__Compito__
Trascrivi parola per parola il passo del testo dato compreso tra "Un’analisi completa delle" e "sintetiche del Testimonium.", estremi inclusi.

Notate che in questa variante araba, l’autore, pur prendendo le distanze da quella che presenta solo come un’opinione dei discepoli, tuttavia attesta l’apparizione a testimoni oculari, che è proprio l’essenza dell’annuncio pasquale (kerygma).
Un’analisi completa delle fonti storiche non cristiane su Gesù dovrebbe includere anche lo studio delle fonti latine, sostanzialmente riconducibili a Cornelio Tacito (Annali XV, 44), Gaio Svetonio (Claudius XXV), Plinio il Giovane (Epistola X, 96), ma il discorso oltrepasserebbe i limiti di questo articolo. Comunque, queste fonti latine sono molto più sintetiche del Testimonium.

(Righe di un dataset)

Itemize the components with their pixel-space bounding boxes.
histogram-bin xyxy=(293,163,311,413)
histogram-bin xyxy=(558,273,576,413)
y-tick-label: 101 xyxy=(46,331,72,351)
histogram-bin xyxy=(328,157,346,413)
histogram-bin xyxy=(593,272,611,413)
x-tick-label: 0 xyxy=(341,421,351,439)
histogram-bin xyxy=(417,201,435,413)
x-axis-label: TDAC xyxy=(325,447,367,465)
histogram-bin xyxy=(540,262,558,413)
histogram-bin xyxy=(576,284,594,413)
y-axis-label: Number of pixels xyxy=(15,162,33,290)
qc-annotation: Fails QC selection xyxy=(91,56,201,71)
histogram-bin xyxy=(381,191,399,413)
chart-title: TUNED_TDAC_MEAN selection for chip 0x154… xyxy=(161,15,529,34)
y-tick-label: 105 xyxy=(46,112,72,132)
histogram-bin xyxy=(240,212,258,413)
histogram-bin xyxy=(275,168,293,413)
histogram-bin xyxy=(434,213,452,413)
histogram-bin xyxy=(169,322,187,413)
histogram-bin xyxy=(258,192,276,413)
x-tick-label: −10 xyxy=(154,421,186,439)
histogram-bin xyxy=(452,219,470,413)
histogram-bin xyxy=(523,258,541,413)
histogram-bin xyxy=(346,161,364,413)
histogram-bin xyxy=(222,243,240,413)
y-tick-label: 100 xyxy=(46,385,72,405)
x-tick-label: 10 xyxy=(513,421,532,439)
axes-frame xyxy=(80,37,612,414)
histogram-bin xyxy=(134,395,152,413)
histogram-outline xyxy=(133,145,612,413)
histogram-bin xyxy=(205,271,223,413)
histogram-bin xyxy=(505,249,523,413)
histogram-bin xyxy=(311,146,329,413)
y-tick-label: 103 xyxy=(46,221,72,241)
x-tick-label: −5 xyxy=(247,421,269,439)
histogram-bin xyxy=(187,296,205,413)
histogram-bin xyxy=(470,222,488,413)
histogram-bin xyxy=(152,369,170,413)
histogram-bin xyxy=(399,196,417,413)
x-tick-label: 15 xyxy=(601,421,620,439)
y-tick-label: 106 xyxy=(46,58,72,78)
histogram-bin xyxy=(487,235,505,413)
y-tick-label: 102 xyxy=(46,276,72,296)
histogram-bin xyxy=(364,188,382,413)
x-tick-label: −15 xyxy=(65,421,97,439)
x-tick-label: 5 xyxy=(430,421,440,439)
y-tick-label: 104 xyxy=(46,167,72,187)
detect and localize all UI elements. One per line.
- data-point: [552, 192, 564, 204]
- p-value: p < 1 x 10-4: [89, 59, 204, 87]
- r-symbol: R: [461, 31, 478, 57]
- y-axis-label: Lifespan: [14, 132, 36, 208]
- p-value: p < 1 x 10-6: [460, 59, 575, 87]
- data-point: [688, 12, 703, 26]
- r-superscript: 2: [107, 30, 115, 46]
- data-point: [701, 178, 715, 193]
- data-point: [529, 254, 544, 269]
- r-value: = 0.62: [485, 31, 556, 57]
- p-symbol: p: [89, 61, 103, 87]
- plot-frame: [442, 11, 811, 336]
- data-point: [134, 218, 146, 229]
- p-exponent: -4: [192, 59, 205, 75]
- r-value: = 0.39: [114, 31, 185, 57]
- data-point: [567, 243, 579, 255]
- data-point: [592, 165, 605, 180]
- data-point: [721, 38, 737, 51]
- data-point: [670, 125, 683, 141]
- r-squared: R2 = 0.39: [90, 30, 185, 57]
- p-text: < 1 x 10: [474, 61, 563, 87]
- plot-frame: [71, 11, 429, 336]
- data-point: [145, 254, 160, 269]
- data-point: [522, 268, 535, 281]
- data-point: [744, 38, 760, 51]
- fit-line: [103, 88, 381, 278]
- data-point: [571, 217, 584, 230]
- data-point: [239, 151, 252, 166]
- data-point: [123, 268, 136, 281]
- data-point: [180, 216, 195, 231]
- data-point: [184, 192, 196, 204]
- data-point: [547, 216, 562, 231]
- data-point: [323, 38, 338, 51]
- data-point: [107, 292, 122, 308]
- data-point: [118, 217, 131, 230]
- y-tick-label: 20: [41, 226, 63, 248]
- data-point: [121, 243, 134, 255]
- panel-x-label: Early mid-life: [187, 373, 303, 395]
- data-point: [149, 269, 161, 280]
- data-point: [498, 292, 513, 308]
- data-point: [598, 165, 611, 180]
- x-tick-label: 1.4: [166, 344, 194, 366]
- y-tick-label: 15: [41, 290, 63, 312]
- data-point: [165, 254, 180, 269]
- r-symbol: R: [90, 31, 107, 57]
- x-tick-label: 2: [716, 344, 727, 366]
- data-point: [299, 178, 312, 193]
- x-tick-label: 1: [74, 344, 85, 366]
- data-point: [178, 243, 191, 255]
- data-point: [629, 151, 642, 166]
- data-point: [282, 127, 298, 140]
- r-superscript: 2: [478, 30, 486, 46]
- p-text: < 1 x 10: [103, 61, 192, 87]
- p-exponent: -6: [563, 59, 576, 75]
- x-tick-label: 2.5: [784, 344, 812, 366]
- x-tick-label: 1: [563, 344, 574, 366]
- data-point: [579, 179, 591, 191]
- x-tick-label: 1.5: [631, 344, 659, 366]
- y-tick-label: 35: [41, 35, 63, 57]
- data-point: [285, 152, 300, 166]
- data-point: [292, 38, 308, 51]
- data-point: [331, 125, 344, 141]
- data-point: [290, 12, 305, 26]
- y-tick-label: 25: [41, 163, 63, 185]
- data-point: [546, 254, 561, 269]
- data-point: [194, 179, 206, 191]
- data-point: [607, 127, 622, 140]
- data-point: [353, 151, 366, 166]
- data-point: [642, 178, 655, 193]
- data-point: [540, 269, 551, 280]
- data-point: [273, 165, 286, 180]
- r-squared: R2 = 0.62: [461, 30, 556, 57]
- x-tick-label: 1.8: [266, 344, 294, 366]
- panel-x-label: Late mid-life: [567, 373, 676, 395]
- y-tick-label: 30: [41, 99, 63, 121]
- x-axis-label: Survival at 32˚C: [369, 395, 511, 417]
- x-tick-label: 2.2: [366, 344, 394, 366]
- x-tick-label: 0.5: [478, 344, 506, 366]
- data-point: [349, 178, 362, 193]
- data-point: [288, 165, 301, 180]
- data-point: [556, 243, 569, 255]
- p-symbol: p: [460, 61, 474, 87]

__Risposta__
Un’analisi completa delle fonti storiche non cristiane su Gesù dovrebbe includere anche lo studio delle fonti latine, sostanzialmente riconducibili a Cornelio Tacito (Annali XV, 44), Gaio Svetonio (Claudius XXV), Plinio il Giovane (Epistola X, 96), ma il discorso oltrepasserebbe i limiti di questo articolo. Comunque, queste fonti latine sono molto più sintetiche del Testimonium.